Written instruction: Reproduce the neighbourhood character text word for word, from "Fundamental Concerns" to "prevailing neighbourhood character.".

Fundamental Concerns

  1. Many neighbourhoods are experiencing an unprecedented level and scale of infill development, associated with increased height, massing and density, largely as a result of the increasing flexibility of Committees of Adjustment decision-making in regard to “minor variances”. This is resulting in development that does not fit with prevailing neighbourhood character.
  2. The City has lost momentum in the critically important effort to provide tools to protect neighbourhood character. The City has still not published the Neighbourhood Character Guidelines template. To date Guidelines been developed and approved for only one neighbourhood (Long Branch). Further the authorised heritage studies of certain character neighbourhoods, such as Lawrence Park (HCD) and Leaside (CHRA), are currently on hold, according to the City Planning’s Study Work Program for 2020.
  3. What planning framework will be established to ensure that the new building types will fit with the character of existing neighbourhoods? Building mass, amount of light, amount of open space, tree protection, parking forms etc. are important to character. Will the Zoning Bylaw have to be amended? Will they need Committee of Adjustment (and subsequent TLAB appeals/approval)? It appears that OPA 320, which was intended to strengthen the ability of the City to protect neighbourhood character, is tending to be ignored by both Committee and TLAB.

(Data listing)
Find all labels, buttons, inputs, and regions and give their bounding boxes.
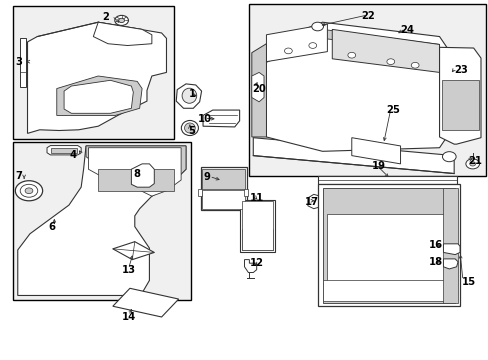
Text: 15: 15 [461, 277, 475, 287]
Polygon shape [113, 242, 154, 260]
Circle shape [465, 159, 479, 169]
Polygon shape [176, 84, 201, 108]
Text: 20: 20 [251, 84, 265, 94]
Text: 13: 13 [122, 265, 135, 275]
Text: 22: 22 [361, 11, 374, 21]
Text: 21: 21 [467, 156, 481, 166]
Polygon shape [93, 22, 152, 45]
Polygon shape [131, 164, 154, 187]
Polygon shape [443, 259, 457, 269]
Polygon shape [47, 145, 81, 155]
Polygon shape [351, 138, 400, 164]
Polygon shape [20, 39, 26, 87]
Polygon shape [251, 44, 266, 137]
Circle shape [25, 188, 33, 194]
Text: 14: 14 [122, 312, 136, 322]
Text: 3: 3 [15, 57, 22, 67]
Polygon shape [317, 184, 459, 306]
Bar [441, 80, 478, 130]
Polygon shape [439, 47, 480, 144]
Text: 25: 25 [385, 105, 399, 115]
Circle shape [442, 152, 455, 162]
Text: 18: 18 [428, 257, 442, 267]
Bar [200, 167, 246, 211]
Circle shape [308, 42, 316, 48]
Text: 9: 9 [203, 172, 209, 182]
Polygon shape [266, 22, 446, 151]
Polygon shape [266, 30, 439, 62]
Text: 17: 17 [304, 197, 318, 207]
Circle shape [284, 48, 292, 54]
Circle shape [311, 22, 323, 31]
Polygon shape [57, 76, 142, 116]
Text: 8: 8 [133, 168, 140, 179]
Text: 11: 11 [249, 193, 263, 203]
Text: 16: 16 [428, 240, 442, 250]
Polygon shape [113, 288, 178, 317]
Polygon shape [266, 24, 327, 62]
Bar [202, 190, 245, 210]
Text: 23: 23 [453, 64, 467, 75]
Circle shape [469, 162, 475, 166]
Bar [13, 142, 190, 300]
Ellipse shape [181, 121, 198, 135]
Text: 5: 5 [188, 126, 195, 135]
Circle shape [410, 62, 418, 68]
Polygon shape [244, 189, 248, 196]
Circle shape [119, 18, 124, 23]
Bar [13, 6, 173, 139]
Ellipse shape [182, 88, 196, 103]
Circle shape [20, 184, 38, 197]
Circle shape [347, 52, 355, 58]
Text: 2: 2 [102, 12, 109, 22]
Text: 19: 19 [371, 161, 386, 171]
Polygon shape [27, 22, 166, 134]
Bar [249, 4, 485, 176]
Polygon shape [88, 148, 181, 196]
Polygon shape [64, 80, 133, 113]
Text: 24: 24 [400, 25, 414, 35]
Text: 12: 12 [249, 258, 263, 268]
Circle shape [15, 181, 42, 201]
Polygon shape [307, 194, 322, 209]
Bar [51, 148, 77, 153]
Bar [443, 188, 457, 303]
Text: 1: 1 [188, 89, 195, 99]
Polygon shape [253, 138, 453, 174]
Polygon shape [443, 244, 459, 255]
Bar [323, 280, 454, 301]
Text: 6: 6 [48, 222, 55, 231]
Circle shape [115, 15, 128, 26]
Ellipse shape [184, 123, 195, 133]
Polygon shape [198, 189, 202, 196]
Text: 7: 7 [15, 171, 22, 181]
Text: 10: 10 [198, 114, 212, 124]
Bar [241, 229, 272, 250]
Bar [327, 214, 451, 300]
Text: 4: 4 [69, 150, 76, 160]
Polygon shape [251, 72, 264, 102]
Bar [239, 200, 274, 252]
Bar [202, 169, 245, 189]
Polygon shape [331, 30, 439, 72]
Circle shape [386, 59, 394, 64]
Polygon shape [98, 169, 173, 191]
Polygon shape [317, 176, 456, 184]
Bar [241, 201, 272, 250]
Bar [323, 188, 454, 303]
Polygon shape [203, 110, 239, 127]
Polygon shape [244, 260, 256, 273]
Polygon shape [18, 146, 185, 296]
Polygon shape [86, 146, 185, 196]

Result of this exercise:
Fundamental Concerns

  1. Many neighbourhoods are experiencing an unprecedented level and scale of infill development, associated with increased height, massing and density, largely as a result of the increasing flexibility of Committees of Adjustment decision-making in regard to “minor variances”. This is resulting in development that does not fit with prevailing neighbourhood character.